# Any one familiar with the Hofken Strain



## warpaint (Dec 10, 2008)

This year Looking at the vegas race birds, I see that there are a lot of hofken crosses especially with the vanloons and some with de dolle arden line as well as hofken on Barry yu's vervoot family. I'm looking for something to add to my Meulemans and Vanloons and am considering adding Hofkens. I know Ken christopher has been doing great things with Hofkens on his Vanloons as well. Who's has Hofkens and what's your take on this?


----------



## dvtlegend (Oct 20, 2007)

hofkens are pretty good birds. Your best bet is to talk with Ken Chritopher. I know he's been doing great with Ganus hofkens. But his vanloons are probably one of the best I've seen. They're really a close family as well. Not too many Sites on the Hofken strain though too.


----------



## shay_v (Jan 16, 2006)

A+ on hofkens.........


----------



## Max&Ballos (Dec 15, 2008)

*hofkens*

hofkens are more like grondelears, they seem to fly better at tougher races.


----------



## Kal-El (Oct 10, 2008)

What crosses well with Hofkens?


----------



## warpaint (Dec 10, 2008)

Well from researching and asking around I found out that the hofkens will do well with my vanloons as well as my meulemans. The response I get is that they cross well with middle distance birds and they are pretty tough birds for the 300-400 miles. They are birds that will also be good for them one loft races.

Dvtlegend from the pictures you sent me, you have some nice looking Hofkens and vanloons as well. Surprised to see that you have such a close family of vanloons. Maybe we can swap some birds or work something out. I'm also interested in your Aristona/Vanloons.


----------



## shay_v (Jan 16, 2006)

Warpaint........Dvtlegend does have good birds.........i have handled plenty of them.


----------
********
# Work to complete:
a – Answer these questions about the forum thread on the Hofken strain.
(i) According to Max&Ballos, which birds are hofkens more like?
(ii) In warpaint's later post, for what distance range are the birds called pretty tough?
(iii) Which two families does warpaint name as the ones to add Hofkens to?
b – Rename "panel" to "tile" in the rows from the start of the rows through the line containing "label: low rise: Low Rise [456,1690,528,1709]", and give back only those lines with everything else unchanged.

(Element position data)
********
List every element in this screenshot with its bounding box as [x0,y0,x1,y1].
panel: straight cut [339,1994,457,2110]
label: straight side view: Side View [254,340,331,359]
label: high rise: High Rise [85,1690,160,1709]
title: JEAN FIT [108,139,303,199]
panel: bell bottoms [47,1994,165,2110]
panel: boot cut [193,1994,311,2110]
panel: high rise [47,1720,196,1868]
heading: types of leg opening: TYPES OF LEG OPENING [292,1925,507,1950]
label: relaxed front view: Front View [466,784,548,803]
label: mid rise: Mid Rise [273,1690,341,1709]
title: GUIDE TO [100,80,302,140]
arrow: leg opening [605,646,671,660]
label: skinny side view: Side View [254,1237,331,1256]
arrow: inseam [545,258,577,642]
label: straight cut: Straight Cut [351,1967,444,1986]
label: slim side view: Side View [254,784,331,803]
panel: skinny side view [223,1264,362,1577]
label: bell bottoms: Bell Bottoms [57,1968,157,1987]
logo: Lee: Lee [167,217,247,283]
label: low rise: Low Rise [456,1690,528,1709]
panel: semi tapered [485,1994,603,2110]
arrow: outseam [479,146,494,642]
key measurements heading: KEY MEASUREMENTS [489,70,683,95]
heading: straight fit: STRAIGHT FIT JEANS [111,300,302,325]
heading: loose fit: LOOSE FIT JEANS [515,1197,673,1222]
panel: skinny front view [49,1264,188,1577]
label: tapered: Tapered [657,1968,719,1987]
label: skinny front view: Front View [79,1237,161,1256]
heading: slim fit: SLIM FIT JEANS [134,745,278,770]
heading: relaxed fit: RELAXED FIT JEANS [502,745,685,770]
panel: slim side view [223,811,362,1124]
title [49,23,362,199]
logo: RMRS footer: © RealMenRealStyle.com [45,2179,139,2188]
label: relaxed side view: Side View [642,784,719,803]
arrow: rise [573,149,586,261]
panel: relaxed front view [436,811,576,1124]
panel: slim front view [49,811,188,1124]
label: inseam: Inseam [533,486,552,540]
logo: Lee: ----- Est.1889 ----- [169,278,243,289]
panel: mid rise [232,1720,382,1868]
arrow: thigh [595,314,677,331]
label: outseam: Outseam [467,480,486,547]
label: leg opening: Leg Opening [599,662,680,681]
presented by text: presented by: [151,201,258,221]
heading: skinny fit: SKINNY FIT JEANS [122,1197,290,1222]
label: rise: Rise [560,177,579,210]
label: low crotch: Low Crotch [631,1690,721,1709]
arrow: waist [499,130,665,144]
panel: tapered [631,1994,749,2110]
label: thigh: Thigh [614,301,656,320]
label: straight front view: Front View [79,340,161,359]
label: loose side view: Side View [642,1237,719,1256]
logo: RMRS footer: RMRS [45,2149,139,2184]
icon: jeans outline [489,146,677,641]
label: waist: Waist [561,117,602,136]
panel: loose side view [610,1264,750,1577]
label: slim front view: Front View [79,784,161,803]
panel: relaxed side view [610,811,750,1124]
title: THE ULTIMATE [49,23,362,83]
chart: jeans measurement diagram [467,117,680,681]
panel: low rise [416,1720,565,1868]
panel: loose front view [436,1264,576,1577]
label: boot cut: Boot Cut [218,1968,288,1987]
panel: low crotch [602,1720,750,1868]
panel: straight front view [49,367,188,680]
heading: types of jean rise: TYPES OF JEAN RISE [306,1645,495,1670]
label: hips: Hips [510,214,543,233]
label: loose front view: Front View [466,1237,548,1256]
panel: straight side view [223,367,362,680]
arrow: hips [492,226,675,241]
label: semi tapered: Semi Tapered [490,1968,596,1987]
********
# Answers per task:
a –
(i) Grondelears
(ii) 300-400 miles
(iii) Meulemans and Vanloons

b –
List every element in this screenshot with its bounding box as [x0,y0,x1,y1].
tile: straight cut [339,1994,457,2110]
label: straight side view: Side View [254,340,331,359]
label: high rise: High Rise [85,1690,160,1709]
title: JEAN FIT [108,139,303,199]
tile: bell bottoms [47,1994,165,2110]
tile: boot cut [193,1994,311,2110]
tile: high rise [47,1720,196,1868]
heading: types of leg opening: TYPES OF LEG OPENING [292,1925,507,1950]
label: relaxed front view: Front View [466,784,548,803]
label: mid rise: Mid Rise [273,1690,341,1709]
title: GUIDE TO [100,80,302,140]
arrow: leg opening [605,646,671,660]
label: skinny side view: Side View [254,1237,331,1256]
arrow: inseam [545,258,577,642]
label: straight cut: Straight Cut [351,1967,444,1986]
label: slim side view: Side View [254,784,331,803]
tile: skinny side view [223,1264,362,1577]
label: bell bottoms: Bell Bottoms [57,1968,157,1987]
logo: Lee: Lee [167,217,247,283]
label: low rise: Low Rise [456,1690,528,1709]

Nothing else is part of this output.